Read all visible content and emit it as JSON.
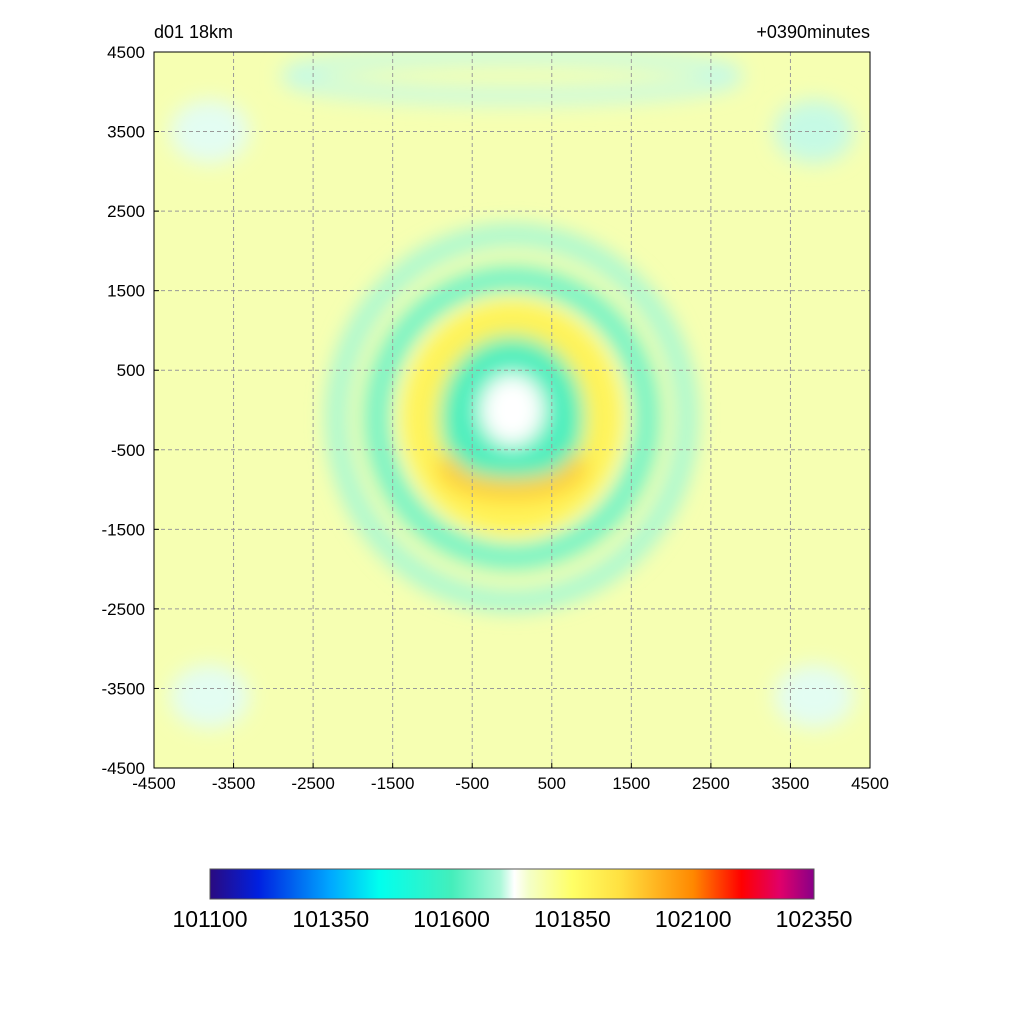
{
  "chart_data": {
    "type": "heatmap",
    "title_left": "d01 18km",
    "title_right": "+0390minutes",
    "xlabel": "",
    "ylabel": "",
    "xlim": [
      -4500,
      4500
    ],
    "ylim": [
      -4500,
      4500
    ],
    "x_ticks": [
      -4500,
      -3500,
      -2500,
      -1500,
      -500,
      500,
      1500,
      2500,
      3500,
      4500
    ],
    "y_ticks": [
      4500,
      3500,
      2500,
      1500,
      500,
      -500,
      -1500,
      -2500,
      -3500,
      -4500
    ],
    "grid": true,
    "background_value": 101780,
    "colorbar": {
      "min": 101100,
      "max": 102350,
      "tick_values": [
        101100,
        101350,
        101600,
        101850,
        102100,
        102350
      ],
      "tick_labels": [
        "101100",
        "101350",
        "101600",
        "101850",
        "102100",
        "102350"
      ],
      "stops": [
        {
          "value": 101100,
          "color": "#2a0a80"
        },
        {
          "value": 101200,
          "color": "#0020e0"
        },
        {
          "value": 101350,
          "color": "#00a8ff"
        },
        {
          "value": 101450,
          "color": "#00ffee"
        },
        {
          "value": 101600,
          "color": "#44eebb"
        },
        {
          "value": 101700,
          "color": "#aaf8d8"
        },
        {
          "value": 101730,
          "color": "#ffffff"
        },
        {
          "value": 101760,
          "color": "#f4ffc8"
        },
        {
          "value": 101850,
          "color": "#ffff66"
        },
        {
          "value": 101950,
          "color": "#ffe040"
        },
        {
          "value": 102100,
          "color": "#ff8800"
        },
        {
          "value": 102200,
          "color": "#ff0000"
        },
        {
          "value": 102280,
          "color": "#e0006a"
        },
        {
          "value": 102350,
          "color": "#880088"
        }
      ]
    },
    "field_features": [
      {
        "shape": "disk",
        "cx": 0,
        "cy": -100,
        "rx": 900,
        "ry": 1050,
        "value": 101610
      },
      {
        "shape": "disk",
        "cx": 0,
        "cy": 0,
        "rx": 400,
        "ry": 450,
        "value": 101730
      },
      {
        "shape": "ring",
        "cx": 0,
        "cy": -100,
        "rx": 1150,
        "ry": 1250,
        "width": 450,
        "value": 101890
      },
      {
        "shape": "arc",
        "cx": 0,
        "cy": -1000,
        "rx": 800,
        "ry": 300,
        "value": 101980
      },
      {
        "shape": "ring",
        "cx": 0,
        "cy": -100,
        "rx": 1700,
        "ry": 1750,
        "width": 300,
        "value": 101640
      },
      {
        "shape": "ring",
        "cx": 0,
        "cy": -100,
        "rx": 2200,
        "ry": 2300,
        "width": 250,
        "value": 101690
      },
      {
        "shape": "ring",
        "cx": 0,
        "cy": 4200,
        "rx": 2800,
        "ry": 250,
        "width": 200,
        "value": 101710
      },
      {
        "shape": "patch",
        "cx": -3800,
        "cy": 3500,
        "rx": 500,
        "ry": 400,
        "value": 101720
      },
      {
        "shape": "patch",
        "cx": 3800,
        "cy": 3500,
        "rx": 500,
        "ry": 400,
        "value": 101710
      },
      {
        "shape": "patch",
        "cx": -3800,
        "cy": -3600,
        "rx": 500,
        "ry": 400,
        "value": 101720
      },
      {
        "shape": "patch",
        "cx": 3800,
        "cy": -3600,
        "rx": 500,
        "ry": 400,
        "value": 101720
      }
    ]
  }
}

==

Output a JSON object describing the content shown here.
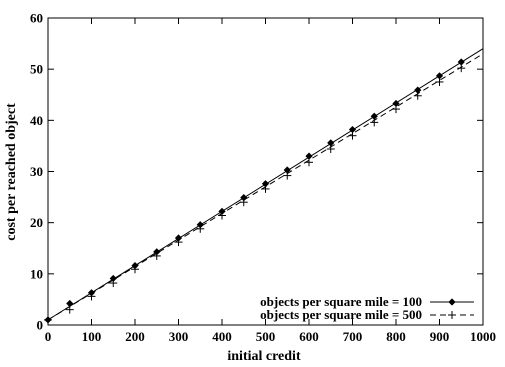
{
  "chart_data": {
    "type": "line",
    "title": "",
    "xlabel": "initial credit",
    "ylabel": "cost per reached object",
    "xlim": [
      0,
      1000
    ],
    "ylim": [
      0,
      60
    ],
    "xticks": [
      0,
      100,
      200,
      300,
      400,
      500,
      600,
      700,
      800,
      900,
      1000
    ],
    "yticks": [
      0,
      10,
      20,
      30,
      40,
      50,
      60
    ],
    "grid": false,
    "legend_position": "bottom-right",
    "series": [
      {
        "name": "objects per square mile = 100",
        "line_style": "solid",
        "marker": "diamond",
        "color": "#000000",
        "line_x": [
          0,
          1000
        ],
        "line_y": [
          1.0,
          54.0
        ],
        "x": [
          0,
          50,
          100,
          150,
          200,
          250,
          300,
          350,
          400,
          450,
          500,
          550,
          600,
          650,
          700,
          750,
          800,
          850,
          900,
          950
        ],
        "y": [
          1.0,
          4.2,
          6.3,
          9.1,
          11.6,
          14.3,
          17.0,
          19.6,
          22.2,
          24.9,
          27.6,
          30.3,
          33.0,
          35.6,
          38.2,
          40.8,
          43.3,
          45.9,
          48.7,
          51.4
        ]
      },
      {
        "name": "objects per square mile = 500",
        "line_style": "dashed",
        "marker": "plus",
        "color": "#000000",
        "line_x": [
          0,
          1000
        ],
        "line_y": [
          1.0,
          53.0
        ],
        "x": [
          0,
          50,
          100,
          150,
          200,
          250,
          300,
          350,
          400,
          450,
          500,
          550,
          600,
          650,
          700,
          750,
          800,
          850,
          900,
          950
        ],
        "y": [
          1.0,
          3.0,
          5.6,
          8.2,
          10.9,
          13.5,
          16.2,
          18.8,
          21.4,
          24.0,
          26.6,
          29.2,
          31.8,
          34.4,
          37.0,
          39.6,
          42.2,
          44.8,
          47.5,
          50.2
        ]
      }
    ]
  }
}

...

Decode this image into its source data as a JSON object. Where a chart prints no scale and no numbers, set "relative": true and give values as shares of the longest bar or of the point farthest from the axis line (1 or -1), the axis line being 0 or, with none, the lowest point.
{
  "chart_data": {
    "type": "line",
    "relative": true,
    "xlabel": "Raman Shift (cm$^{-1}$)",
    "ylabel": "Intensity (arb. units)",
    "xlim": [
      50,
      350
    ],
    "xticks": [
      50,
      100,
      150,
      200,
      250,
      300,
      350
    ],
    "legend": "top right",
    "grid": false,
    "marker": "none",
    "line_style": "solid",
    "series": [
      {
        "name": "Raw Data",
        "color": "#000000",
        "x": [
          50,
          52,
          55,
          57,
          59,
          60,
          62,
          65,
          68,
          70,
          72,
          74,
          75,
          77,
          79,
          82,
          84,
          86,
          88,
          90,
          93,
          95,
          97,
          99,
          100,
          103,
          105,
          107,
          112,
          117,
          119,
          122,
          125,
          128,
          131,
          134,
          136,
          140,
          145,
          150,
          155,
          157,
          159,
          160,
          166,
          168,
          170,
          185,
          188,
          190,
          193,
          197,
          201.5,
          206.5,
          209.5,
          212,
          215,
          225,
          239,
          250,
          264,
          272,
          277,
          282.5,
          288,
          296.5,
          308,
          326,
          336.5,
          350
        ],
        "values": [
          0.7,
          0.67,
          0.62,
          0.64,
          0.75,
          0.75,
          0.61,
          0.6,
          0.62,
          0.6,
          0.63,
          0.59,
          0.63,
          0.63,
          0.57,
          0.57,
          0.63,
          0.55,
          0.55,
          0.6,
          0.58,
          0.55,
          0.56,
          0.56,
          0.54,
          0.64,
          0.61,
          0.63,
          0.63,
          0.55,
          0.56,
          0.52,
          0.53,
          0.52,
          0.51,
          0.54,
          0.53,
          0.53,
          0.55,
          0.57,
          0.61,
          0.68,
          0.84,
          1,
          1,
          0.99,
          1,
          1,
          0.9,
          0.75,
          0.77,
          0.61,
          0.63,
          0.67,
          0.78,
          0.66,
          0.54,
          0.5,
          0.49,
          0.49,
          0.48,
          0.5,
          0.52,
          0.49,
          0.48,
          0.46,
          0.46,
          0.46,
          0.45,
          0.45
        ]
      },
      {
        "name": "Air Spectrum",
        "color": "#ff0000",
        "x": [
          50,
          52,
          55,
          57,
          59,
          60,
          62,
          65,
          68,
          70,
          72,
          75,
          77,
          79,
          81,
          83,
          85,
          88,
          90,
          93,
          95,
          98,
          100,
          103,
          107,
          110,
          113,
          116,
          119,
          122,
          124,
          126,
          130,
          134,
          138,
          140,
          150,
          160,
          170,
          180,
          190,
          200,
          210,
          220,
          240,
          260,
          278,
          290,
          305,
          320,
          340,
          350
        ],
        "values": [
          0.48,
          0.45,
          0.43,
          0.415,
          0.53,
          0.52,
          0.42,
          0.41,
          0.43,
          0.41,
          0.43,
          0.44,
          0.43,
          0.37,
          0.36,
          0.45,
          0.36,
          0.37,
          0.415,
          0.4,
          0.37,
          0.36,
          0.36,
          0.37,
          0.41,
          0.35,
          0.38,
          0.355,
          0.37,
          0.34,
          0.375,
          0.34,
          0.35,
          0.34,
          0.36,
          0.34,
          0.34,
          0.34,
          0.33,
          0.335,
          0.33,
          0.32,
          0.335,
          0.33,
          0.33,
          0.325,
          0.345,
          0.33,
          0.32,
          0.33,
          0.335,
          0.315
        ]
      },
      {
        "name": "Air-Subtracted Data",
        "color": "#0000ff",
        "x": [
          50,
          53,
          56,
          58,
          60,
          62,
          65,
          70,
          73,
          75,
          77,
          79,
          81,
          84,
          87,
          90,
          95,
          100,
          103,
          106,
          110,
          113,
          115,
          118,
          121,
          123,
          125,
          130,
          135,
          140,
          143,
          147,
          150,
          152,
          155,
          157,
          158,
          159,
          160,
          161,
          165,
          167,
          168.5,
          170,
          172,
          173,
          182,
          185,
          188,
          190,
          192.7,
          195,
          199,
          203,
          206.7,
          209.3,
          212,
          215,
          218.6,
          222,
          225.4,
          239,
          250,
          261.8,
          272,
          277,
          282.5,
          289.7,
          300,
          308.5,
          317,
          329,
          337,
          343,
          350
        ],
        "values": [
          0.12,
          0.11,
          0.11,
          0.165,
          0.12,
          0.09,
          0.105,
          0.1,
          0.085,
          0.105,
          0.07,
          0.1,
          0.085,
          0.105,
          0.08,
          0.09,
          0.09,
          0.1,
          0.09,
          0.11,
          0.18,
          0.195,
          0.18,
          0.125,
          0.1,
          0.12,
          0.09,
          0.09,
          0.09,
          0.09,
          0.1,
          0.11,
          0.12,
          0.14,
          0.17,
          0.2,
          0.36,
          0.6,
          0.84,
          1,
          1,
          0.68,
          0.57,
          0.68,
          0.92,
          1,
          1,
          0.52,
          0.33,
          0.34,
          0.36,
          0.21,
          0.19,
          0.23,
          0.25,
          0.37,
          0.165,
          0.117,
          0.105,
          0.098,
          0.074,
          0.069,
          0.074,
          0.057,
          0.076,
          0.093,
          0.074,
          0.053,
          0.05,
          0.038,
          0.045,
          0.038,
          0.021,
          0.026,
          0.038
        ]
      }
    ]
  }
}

[Exercise goal]: Locate the word "objects" in the entries, and copy every line where it is found.

[Expected output]:
        "name": "objects per square mile = 100",
        "name": "objects per square mile = 500",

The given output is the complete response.